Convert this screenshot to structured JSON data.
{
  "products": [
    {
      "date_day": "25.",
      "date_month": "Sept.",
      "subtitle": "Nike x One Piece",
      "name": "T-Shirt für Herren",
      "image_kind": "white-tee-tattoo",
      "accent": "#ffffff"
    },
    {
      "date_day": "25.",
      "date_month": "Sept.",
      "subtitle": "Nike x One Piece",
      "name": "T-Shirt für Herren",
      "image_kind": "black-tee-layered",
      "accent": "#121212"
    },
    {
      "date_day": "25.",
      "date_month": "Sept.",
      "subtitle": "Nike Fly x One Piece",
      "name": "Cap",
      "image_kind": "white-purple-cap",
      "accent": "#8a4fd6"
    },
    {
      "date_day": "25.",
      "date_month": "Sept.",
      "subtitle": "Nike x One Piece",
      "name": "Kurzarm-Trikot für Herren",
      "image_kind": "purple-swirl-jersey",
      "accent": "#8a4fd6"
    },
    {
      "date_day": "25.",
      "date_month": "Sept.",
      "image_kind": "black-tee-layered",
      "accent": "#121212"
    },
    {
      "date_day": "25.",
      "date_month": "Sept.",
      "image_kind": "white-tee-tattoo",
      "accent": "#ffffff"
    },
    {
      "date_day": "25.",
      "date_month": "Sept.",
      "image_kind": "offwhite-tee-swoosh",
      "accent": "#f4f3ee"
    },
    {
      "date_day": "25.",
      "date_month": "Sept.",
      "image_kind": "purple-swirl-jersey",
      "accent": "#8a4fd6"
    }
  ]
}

=====

### Exercise aim:
Your task is to list each line of the records with the word "name".

### Task solution:
      "name": "T-Shirt für Herren",
      "name": "T-Shirt für Herren",
      "name": "Cap",
      "name": "Kurzarm-Trikot für Herren",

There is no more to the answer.